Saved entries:
───

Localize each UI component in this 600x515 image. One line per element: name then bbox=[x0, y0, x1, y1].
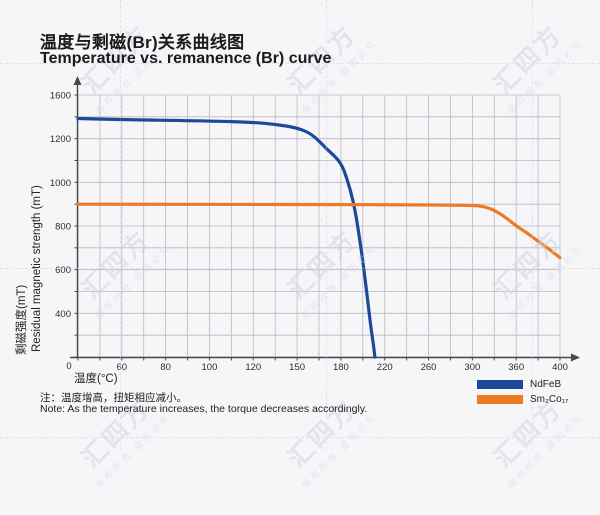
chart-card: 温度与剩磁(Br)关系曲线图 Temperature vs. remanence… bbox=[0, 0, 600, 490]
note-en: Note: As the temperature increases, the … bbox=[40, 403, 368, 415]
legend-item-sm2co17: Sm₂Co₁₇ bbox=[477, 394, 568, 405]
page-title-zh: 温度与剩磁(Br)关系曲线图 bbox=[40, 33, 245, 52]
curve-NdFeB bbox=[76, 116, 377, 359]
legend-label-sm2co17: Sm₂Co₁₇ bbox=[530, 394, 569, 405]
legend-swatch-sm2co17 bbox=[477, 395, 523, 404]
y-tick-label: 1200 bbox=[50, 134, 71, 145]
y-axis-title-zh: 剩磁强度(mT) bbox=[16, 284, 28, 355]
y-tick-label: 1600 bbox=[50, 91, 71, 102]
y-tick-label: 400 bbox=[55, 309, 71, 320]
legend-label-ndfeb: NdFeB bbox=[530, 379, 562, 390]
x-tick-label: 260 bbox=[421, 362, 437, 373]
br-temperature-chart: 60 80 100 120 150 180 220 260 300 360 400 400 600 800… bbox=[50, 76, 580, 374]
note-zh: 注：温度增高，扭矩相应减小。 bbox=[40, 392, 187, 404]
x-tick-label: 180 bbox=[333, 362, 349, 373]
x-tick-label: 100 bbox=[202, 362, 218, 373]
legend-swatch-ndfeb bbox=[477, 380, 523, 389]
y-axis-title-en: Residual magnetic strength (mT) bbox=[31, 185, 43, 352]
y-tick-label: 1000 bbox=[50, 178, 71, 189]
x-tick-label: 150 bbox=[289, 362, 305, 373]
curve-Sm2Co17 bbox=[76, 202, 562, 260]
y-axis-arrow bbox=[73, 76, 82, 85]
y-tick-label: 600 bbox=[55, 265, 71, 276]
x-tick-label: 120 bbox=[245, 362, 261, 373]
x-tick-label: 400 bbox=[552, 362, 568, 373]
y-tick-label: 800 bbox=[55, 222, 71, 233]
grid bbox=[77, 94, 561, 358]
page-title-en: Temperature vs. remanence (Br) curve bbox=[40, 50, 332, 67]
legend-item-ndfeb: NdFeB bbox=[477, 379, 568, 390]
x-tick-label: 220 bbox=[377, 362, 393, 373]
x-tick-label: 80 bbox=[160, 362, 171, 373]
x-tick-label: 360 bbox=[508, 362, 524, 373]
legend: NdFeB Sm₂Co₁₇ bbox=[477, 379, 568, 409]
axes bbox=[70, 76, 580, 362]
origin-label: 0 bbox=[66, 361, 71, 372]
axis-ticks bbox=[74, 94, 561, 361]
x-tick-label: 60 bbox=[117, 362, 128, 373]
x-tick-label: 300 bbox=[464, 362, 480, 373]
tick-labels: 60 80 100 120 150 180 220 260 300 360 400 400 600 800… bbox=[50, 91, 568, 374]
x-axis-arrow bbox=[571, 353, 580, 362]
x-axis-title: 温度(°C) bbox=[74, 373, 118, 385]
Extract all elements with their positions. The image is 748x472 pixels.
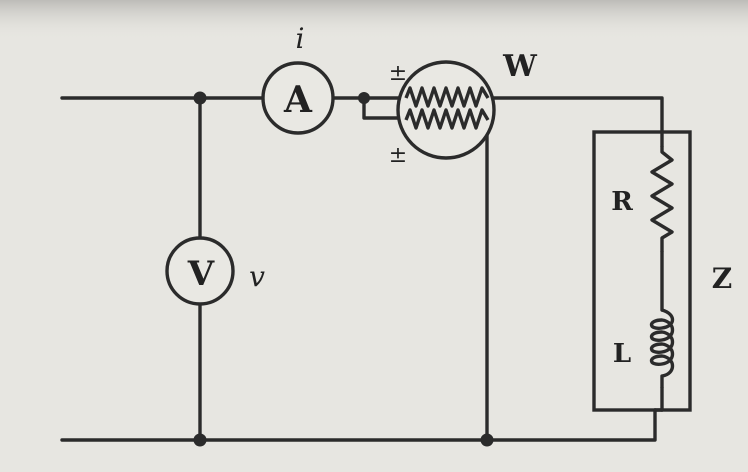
- voltmeter-symbol: V: [187, 254, 215, 294]
- node-bottom-left: [193, 433, 207, 447]
- resistor-label: R: [611, 187, 633, 217]
- top-wire-right: [490, 96, 664, 134]
- wattmeter-label: W: [502, 49, 538, 84]
- voltmeter: V: [165, 236, 235, 306]
- node-wattmeter-junction: [358, 92, 370, 104]
- impedance-box: [592, 130, 692, 412]
- voltage-label: v: [249, 260, 265, 293]
- polarity-mark-voltage: ±: [389, 143, 407, 168]
- photo-shading: [0, 0, 748, 40]
- wattmeter: [396, 60, 496, 160]
- inductor-label: L: [613, 339, 631, 369]
- inductor-coil: [649, 308, 675, 388]
- current-label: i: [296, 22, 305, 55]
- polarity-mark-current: ±: [389, 61, 407, 86]
- voltage-coil-lead: [362, 98, 406, 120]
- bottom-wire: [60, 408, 657, 442]
- ammeter-symbol: A: [283, 79, 313, 121]
- voltmeter-circle: [165, 236, 235, 306]
- ammeter-circle: [261, 61, 335, 135]
- wattmeter-voltage-coil: [404, 108, 490, 130]
- wattmeter-current-coil: [404, 86, 490, 108]
- resistor-zigzag: [650, 146, 674, 252]
- node-bottom-right: [480, 433, 494, 447]
- node-top-left: [193, 91, 207, 105]
- ammeter: A: [261, 61, 335, 135]
- impedance-label: Z: [712, 262, 732, 295]
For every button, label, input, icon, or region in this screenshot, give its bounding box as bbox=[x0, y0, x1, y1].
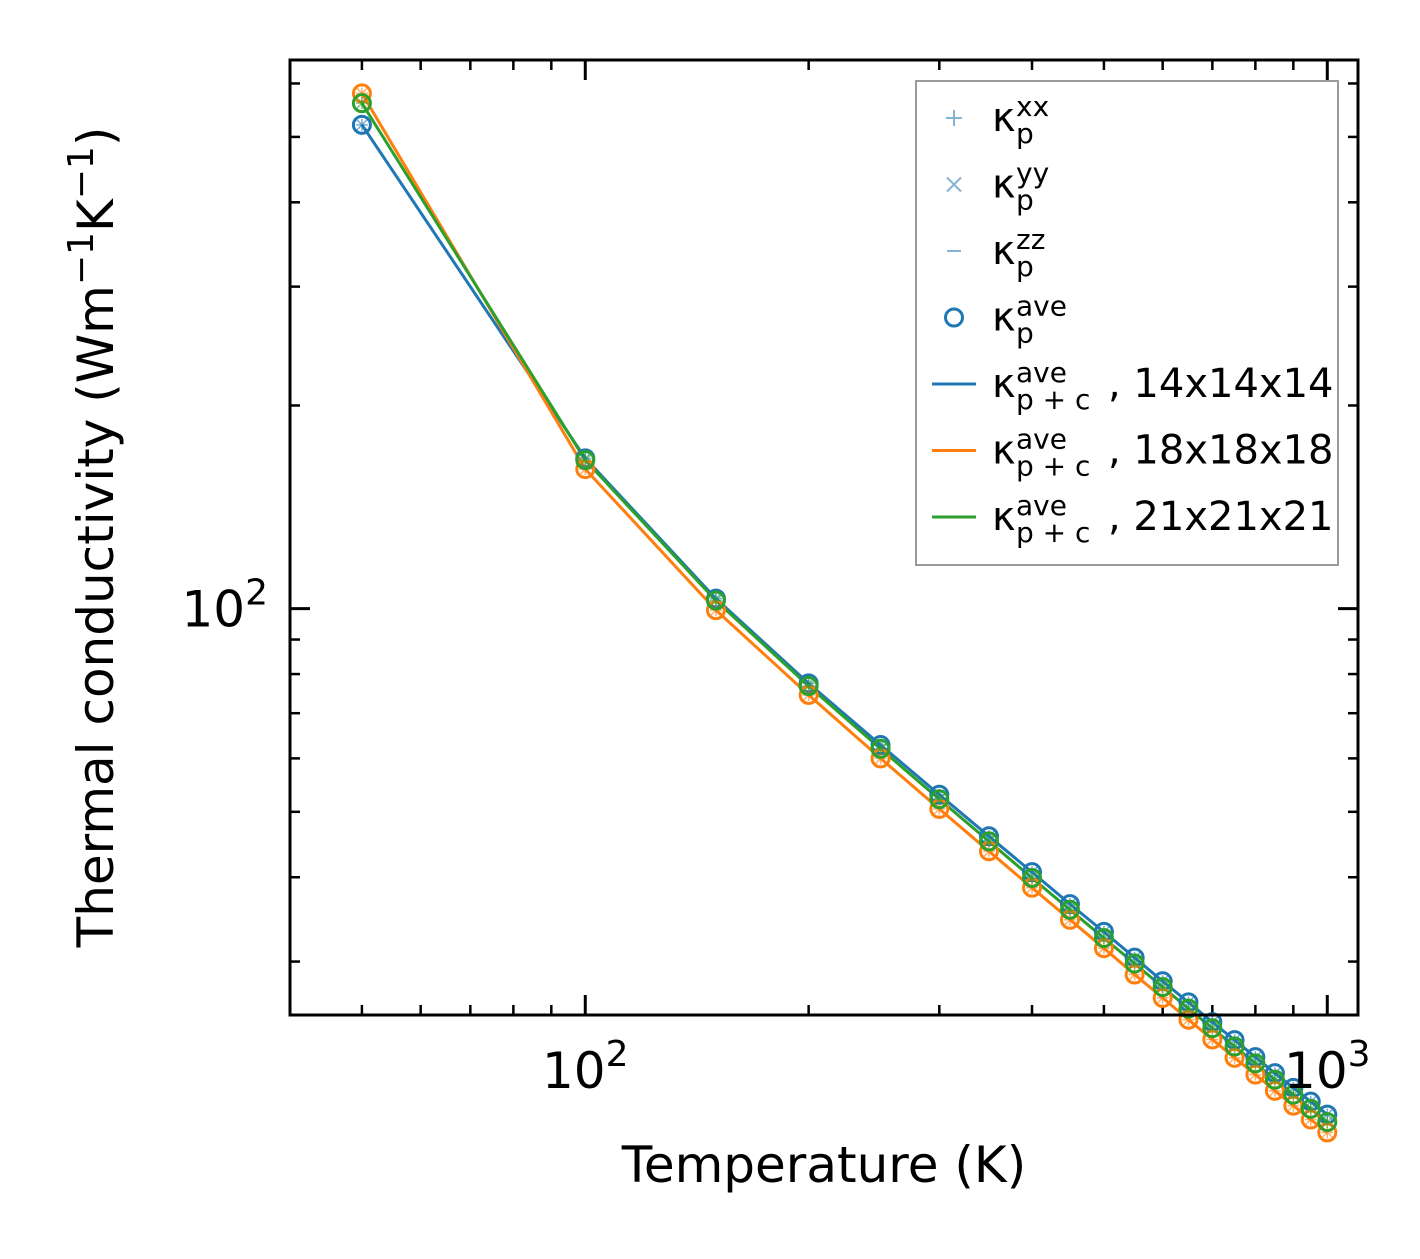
plot-frame bbox=[288, 58, 1360, 1017]
point-kyy bbox=[356, 97, 368, 109]
legend-x-marker bbox=[946, 176, 962, 193]
point-kyy bbox=[1206, 1022, 1218, 1034]
legend-label: κave p + c, 21x21x21 bbox=[992, 489, 1333, 549]
data-point-21x21x21 bbox=[798, 676, 819, 697]
legend-circle-marker bbox=[944, 307, 964, 328]
legend-box bbox=[915, 80, 1339, 566]
data-point-21x21x21 bbox=[1093, 928, 1114, 949]
point-kyy bbox=[1129, 957, 1141, 970]
data-point-21x21x21 bbox=[1245, 1053, 1266, 1074]
legend-label: κave p bbox=[992, 290, 1067, 350]
point-kyy bbox=[1269, 1074, 1281, 1086]
legend-entry: κave p + c, 18x18x18 bbox=[932, 423, 1333, 483]
legend-plus-marker bbox=[946, 110, 962, 126]
data-point-21x21x21 bbox=[1300, 1098, 1321, 1119]
data-point-21x21x21 bbox=[1022, 867, 1043, 888]
tick-labels: 102 103 102 bbox=[181, 573, 1370, 1100]
data-point-21x21x21 bbox=[1124, 953, 1145, 974]
legend-label: κave p + c, 14x14x14 bbox=[992, 356, 1333, 416]
legend-entry: κave p + c, 21x21x21 bbox=[932, 489, 1333, 549]
data-point-14x14x14 bbox=[351, 114, 372, 135]
data-point-21x21x21 bbox=[1059, 899, 1080, 920]
x-axis-label: Temperature (K) bbox=[621, 1136, 1026, 1194]
data-point-21x21x21 bbox=[1224, 1036, 1245, 1057]
point-kyy bbox=[356, 119, 368, 131]
point-kyy bbox=[1098, 932, 1110, 944]
data-point-21x21x21 bbox=[705, 590, 726, 611]
point-kyy bbox=[1305, 1103, 1317, 1115]
point-kyy bbox=[983, 835, 995, 847]
x-tick-label: 102 bbox=[542, 1034, 629, 1100]
legend-label: κxx p bbox=[992, 90, 1049, 150]
point-kyy bbox=[710, 595, 722, 607]
legend-label: κzz p bbox=[992, 223, 1045, 283]
data-point-21x21x21 bbox=[1202, 1018, 1223, 1039]
data-point-21x21x21 bbox=[1178, 998, 1199, 1019]
data-point-21x21x21 bbox=[351, 93, 372, 114]
y-axis-label: Thermal conductivity (Wm−1K−1) bbox=[61, 127, 125, 949]
point-kyy bbox=[1229, 1040, 1241, 1053]
legend-entry: κave p + c, 14x14x14 bbox=[932, 356, 1333, 416]
point-kyy bbox=[1064, 904, 1076, 916]
point-kyy bbox=[1321, 1116, 1333, 1128]
point-kyy bbox=[579, 454, 591, 466]
point-kyy bbox=[1249, 1057, 1261, 1069]
point-kyy bbox=[803, 680, 815, 692]
data-point-21x21x21 bbox=[1317, 1112, 1338, 1133]
legend-entry: κave p bbox=[944, 290, 1067, 350]
data-point-21x21x21 bbox=[978, 831, 999, 852]
y-tick-label: 102 bbox=[181, 573, 268, 639]
legend-entry: κzz p bbox=[947, 223, 1045, 283]
point-kyy bbox=[1157, 981, 1169, 993]
data-point-21x21x21 bbox=[1283, 1084, 1304, 1105]
point-kyy bbox=[1026, 872, 1038, 884]
data-series bbox=[351, 83, 1338, 1143]
legend-label: κave p + c, 18x18x18 bbox=[992, 423, 1333, 483]
axis-ticks bbox=[288, 60, 1358, 1015]
point-kyy bbox=[1182, 1003, 1195, 1015]
legend-label: κyy p bbox=[992, 157, 1049, 217]
data-point-21x21x21 bbox=[1152, 977, 1173, 998]
x-tick-label: 103 bbox=[1284, 1034, 1371, 1100]
point-kyy bbox=[933, 793, 945, 805]
legend-entry: κxx p bbox=[946, 90, 1049, 150]
legend-entry: κyy p bbox=[946, 157, 1049, 217]
data-point-21x21x21 bbox=[575, 450, 596, 471]
data-point-21x21x21 bbox=[870, 738, 891, 759]
point-kyy bbox=[1287, 1089, 1299, 1101]
point-kyy bbox=[875, 743, 887, 755]
data-point-21x21x21 bbox=[1264, 1069, 1285, 1090]
data-point-21x21x21 bbox=[929, 789, 950, 810]
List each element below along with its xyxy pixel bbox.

───

SET PROBLEM:
Write out the rows starting at "chart-card: 温度与剩磁(Br)关系曲线图 Temperature" and ending at "curve-NdFeB bbox=[76, 116, 377, 359]", with "remanence" replaced by "residual magnetism" and nothing else changed.

RESULT OF THIS EXERCISE:
chart-card: 温度与剩磁(Br)关系曲线图 Temperature vs. residual magnetism… bbox=[0, 0, 600, 490]
note-en: Note: As the temperature increases, the … bbox=[40, 403, 368, 415]
legend-item-sm2co17: Sm₂Co₁₇ bbox=[477, 394, 568, 405]
page-title-zh: 温度与剩磁(Br)关系曲线图 bbox=[40, 33, 245, 52]
curve-NdFeB bbox=[76, 116, 377, 359]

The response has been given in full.